====== DATA SUPPLIED
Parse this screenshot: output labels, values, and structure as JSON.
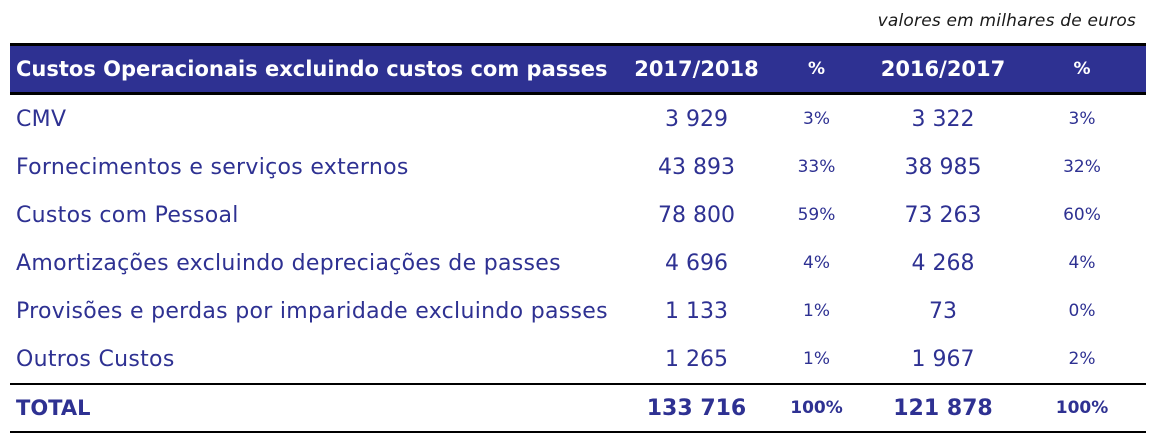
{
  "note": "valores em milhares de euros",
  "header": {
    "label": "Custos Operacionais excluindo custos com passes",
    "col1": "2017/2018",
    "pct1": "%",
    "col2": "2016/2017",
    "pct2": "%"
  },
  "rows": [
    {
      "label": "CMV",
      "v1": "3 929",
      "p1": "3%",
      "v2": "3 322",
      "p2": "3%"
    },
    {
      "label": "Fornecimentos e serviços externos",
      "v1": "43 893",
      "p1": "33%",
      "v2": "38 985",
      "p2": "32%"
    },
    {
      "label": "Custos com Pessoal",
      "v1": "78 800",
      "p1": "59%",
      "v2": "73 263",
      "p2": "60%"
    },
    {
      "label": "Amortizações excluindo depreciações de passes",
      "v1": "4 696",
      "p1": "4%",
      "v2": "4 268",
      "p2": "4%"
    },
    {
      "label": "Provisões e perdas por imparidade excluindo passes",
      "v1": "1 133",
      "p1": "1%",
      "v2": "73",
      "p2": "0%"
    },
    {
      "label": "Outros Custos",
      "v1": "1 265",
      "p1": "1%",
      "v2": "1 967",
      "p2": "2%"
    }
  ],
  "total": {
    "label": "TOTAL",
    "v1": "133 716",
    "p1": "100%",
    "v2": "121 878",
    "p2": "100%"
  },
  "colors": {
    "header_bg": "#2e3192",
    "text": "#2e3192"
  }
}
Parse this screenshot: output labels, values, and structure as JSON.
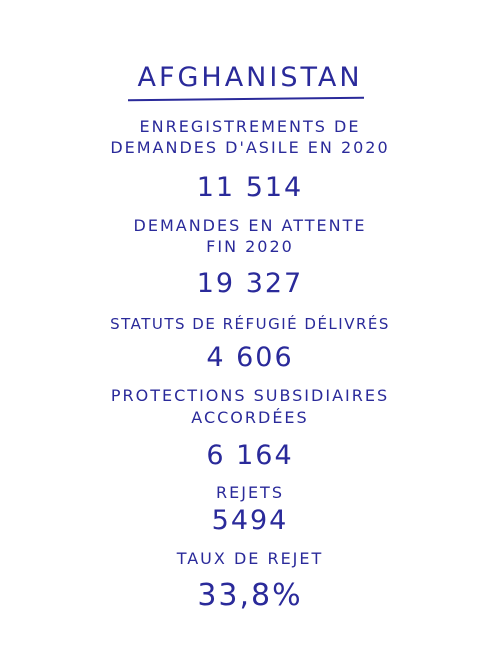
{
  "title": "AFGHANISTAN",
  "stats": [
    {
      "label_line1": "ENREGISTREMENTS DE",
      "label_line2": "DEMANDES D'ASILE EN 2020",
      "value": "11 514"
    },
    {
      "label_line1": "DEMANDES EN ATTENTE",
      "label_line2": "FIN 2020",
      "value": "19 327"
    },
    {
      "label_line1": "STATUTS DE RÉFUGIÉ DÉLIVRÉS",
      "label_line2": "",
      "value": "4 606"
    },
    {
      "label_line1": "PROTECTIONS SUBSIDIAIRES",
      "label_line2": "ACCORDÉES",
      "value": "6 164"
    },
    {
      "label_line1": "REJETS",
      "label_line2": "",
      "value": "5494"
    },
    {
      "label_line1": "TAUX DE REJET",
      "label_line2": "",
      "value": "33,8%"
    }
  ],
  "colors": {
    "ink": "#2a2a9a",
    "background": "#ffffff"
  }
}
============
====== DATA SUPPLIED
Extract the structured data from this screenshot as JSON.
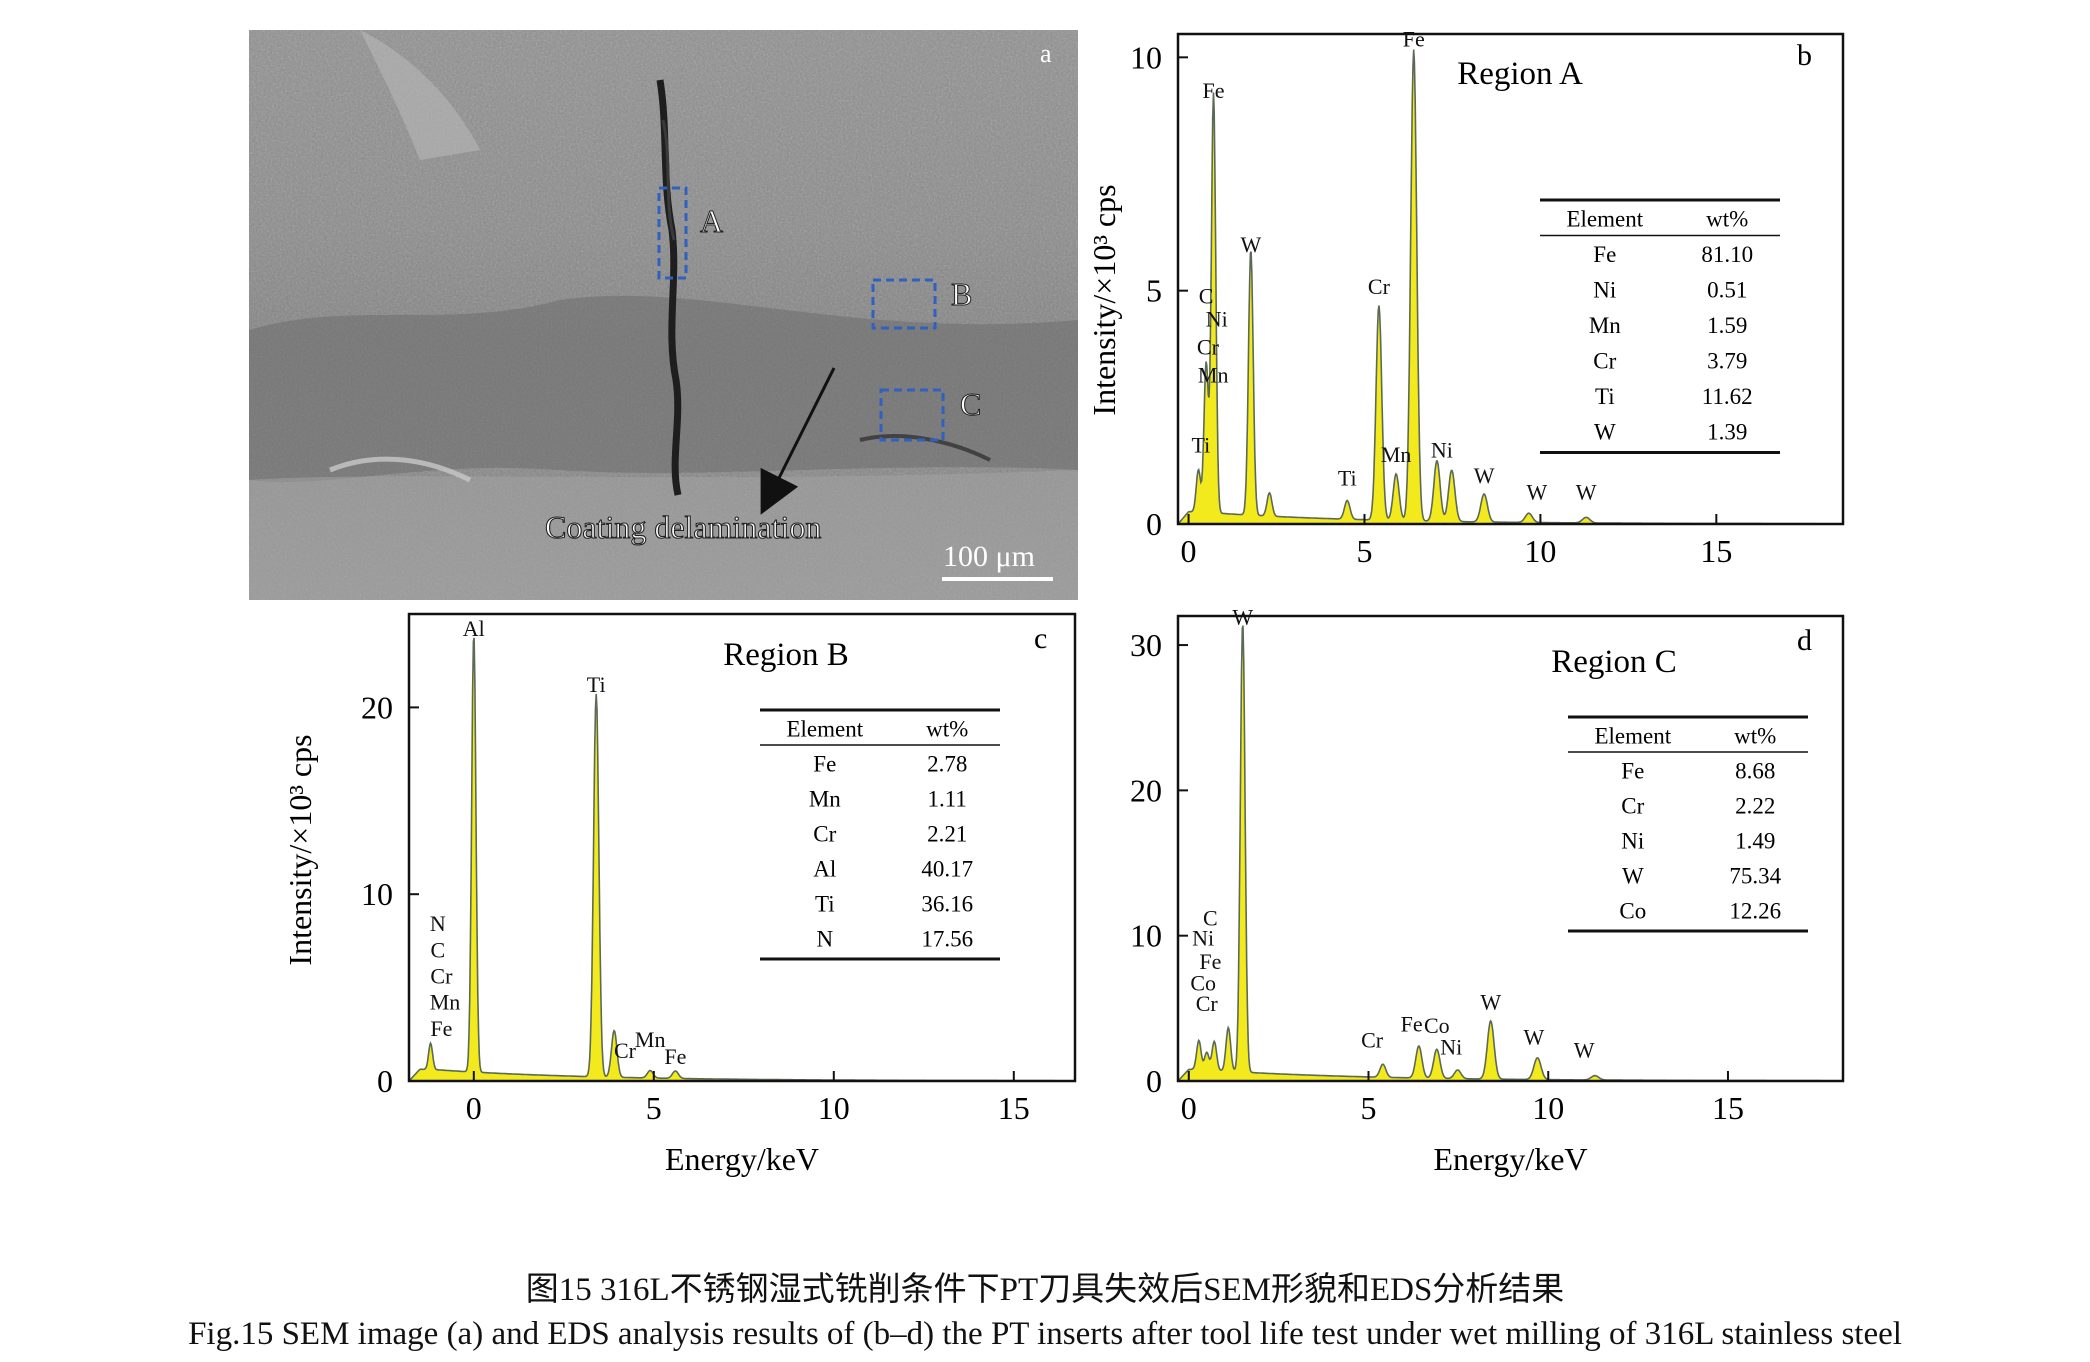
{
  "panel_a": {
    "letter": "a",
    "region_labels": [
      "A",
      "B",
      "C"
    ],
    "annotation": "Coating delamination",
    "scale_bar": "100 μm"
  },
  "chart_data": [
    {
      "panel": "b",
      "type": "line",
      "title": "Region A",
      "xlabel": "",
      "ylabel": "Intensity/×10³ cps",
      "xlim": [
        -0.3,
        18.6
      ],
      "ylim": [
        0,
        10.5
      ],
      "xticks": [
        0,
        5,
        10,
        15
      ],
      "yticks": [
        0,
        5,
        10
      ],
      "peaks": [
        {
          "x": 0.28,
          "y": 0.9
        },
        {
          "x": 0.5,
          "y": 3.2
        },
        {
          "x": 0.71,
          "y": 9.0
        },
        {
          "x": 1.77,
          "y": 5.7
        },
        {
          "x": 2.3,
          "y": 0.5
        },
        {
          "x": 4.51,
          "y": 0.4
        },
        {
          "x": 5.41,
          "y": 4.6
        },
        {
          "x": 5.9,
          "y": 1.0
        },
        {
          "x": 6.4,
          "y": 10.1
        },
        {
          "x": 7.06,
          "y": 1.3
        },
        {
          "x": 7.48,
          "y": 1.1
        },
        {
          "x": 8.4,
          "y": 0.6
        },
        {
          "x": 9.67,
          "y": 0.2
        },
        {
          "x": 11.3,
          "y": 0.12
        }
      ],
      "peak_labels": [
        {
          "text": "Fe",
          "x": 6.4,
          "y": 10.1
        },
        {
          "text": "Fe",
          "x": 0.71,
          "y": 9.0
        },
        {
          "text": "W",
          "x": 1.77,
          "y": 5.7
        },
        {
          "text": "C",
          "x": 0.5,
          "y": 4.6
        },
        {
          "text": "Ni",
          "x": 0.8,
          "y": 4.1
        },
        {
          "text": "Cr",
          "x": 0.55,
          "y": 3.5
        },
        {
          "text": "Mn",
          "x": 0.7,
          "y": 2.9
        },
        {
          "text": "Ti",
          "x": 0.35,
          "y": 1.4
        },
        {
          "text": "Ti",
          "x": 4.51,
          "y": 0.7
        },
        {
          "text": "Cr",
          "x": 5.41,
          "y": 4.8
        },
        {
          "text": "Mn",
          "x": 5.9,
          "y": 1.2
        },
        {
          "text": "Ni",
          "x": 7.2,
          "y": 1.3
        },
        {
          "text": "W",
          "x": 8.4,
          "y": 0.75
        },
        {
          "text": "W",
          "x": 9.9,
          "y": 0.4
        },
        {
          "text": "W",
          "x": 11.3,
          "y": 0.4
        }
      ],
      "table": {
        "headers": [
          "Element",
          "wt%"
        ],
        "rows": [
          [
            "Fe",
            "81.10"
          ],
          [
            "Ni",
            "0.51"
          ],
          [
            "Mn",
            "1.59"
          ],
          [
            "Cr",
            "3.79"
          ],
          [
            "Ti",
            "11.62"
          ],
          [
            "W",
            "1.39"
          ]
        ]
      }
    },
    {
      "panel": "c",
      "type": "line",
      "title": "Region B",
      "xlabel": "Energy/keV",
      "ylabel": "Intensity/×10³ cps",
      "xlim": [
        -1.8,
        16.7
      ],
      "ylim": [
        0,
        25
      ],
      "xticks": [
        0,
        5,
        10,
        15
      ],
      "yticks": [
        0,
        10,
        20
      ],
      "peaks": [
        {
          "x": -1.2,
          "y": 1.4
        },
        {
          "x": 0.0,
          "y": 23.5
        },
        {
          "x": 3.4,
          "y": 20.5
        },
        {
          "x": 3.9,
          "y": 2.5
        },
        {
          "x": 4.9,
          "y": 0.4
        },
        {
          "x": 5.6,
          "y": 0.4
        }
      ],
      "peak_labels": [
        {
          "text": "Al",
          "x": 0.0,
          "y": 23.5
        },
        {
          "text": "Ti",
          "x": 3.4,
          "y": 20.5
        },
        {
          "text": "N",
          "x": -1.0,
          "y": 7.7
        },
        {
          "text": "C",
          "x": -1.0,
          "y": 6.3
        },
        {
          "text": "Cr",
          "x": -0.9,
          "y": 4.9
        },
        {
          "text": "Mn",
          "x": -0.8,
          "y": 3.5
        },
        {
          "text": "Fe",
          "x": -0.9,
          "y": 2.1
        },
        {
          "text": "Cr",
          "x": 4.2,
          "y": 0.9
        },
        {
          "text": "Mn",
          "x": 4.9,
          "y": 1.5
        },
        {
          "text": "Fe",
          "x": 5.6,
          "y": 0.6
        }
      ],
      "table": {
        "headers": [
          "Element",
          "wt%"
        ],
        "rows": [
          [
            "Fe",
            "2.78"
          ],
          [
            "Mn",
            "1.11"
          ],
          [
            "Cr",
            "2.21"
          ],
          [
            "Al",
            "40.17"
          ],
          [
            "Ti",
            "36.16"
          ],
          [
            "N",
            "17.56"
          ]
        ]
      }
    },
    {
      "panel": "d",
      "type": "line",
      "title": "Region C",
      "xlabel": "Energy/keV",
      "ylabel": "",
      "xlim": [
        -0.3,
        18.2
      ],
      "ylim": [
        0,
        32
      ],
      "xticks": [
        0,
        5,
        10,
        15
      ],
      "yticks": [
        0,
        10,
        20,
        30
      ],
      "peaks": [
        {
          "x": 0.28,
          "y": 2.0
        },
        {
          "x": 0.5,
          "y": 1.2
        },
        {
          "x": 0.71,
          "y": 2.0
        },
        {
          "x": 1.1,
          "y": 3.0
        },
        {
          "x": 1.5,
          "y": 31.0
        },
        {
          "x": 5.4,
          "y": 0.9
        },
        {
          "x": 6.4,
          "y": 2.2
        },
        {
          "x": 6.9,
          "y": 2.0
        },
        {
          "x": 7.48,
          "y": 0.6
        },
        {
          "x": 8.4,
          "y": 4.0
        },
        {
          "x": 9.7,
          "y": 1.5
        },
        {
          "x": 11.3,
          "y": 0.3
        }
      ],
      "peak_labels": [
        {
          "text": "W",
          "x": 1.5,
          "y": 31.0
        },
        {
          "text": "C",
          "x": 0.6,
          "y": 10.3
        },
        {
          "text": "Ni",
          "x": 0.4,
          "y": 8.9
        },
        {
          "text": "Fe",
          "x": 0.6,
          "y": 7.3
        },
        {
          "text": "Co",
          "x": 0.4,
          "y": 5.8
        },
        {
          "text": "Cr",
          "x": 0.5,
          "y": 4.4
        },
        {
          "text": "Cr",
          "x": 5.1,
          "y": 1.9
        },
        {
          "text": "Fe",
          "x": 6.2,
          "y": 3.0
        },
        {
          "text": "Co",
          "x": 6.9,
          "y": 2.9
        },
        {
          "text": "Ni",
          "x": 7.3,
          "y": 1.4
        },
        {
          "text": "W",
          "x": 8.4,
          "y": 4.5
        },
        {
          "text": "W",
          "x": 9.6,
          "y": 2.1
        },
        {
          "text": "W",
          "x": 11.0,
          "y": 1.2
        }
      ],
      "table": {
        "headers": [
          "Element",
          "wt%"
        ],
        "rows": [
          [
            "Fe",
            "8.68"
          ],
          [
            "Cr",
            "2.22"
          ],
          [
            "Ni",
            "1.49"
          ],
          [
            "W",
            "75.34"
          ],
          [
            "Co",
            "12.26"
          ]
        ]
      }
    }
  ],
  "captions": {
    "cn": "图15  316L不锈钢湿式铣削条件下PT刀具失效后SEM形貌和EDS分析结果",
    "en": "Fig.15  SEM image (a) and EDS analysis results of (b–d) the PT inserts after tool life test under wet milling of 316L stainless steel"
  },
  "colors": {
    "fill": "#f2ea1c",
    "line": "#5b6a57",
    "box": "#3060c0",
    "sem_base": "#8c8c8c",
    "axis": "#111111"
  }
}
============
- _WHAT IS REQUIRED_
Return, from the data, each line that has the word "passes" in it.

- _FULL ANSWER_
    "label": "Custos Operacionais excluindo custos com passes",
      "label": "Amortizações excluindo depreciações de passes",
      "label": "Provisões e perdas por imparidade excluindo passes",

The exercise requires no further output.